═════ Excerpt to read
Liu has practised his art in Europe and China, but has chosen Auckland to be the first location outside of China to open his restaurant.

He fell in love with the Parnell Rose Gardens when he first came as a tourist in 2006, and vowed that this was where he will have his business.

"I feel it is our destiny, and this is where we can offer Kiwis a taste of what the Chinese get at the best state banquets," Liu said.

The menu will be what Liu's grandfather used to prepare for visiting royalty, heads of governments and foreign dignitaries in China.

Mao Zedong's favourite dish, hong shao rou, or red braised pork. Photo / supplied
Mao Zedong's favourite dish, hong shao rou, or red braised pork. Photo / supplied

One of it's signature dishes will also be hong shao rou, or red-braised pork, which is widely known as Mao's favourite.

Mao was even reported to have asked for the dish to celebrate the People's Liberation Army winning an uphill battle during China's civil war in 1947.
══════════
- _Problems and tasks_
1. For the article about Liu's restaurant, say whether each statement agrees with it, answering yes or no and quoting the words that decide it: (a) Liu first came as a tourist in 2006; (b) Auckland is the second place outside China where he is opening his restaurant; (c) the menu follows what Liu's father cooked for royalty.
2. Write the next part of the article about Liu's restaurant, picking up after its last sentence.
The lines after this point come from a different source.
═════ Data
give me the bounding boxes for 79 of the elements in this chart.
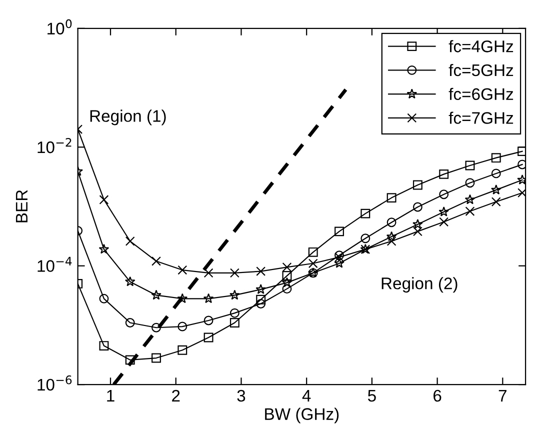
══════════
- _Responses to the tasks_
1.
(a) Yes: "when he first came as a tourist in 2006"
(b) No: "the first location outside of China to open his restaurant"
(c) No: "what Liu's grandfather used to prepare for visiting royalty"

2.
"Our food also represents important moments in China's history, and Mao's red-braised pork is an example of such a historic dish," Liu said.

"My grandfather learned that Mao didn't eat the dish because Mao said he once saw maggots in a fermenting jar of soya sauce as child, so my grandad found a way to cook the dish without the soya sauce."

Liu said the food and flavours at Red Wall will be unique because it was based on "exclusive recipes" handed down to him by his grandfather.

The restaurant also has a mini exhibition area, a VIP rooms decorated in the style of Mao's guestroom, study and tea room.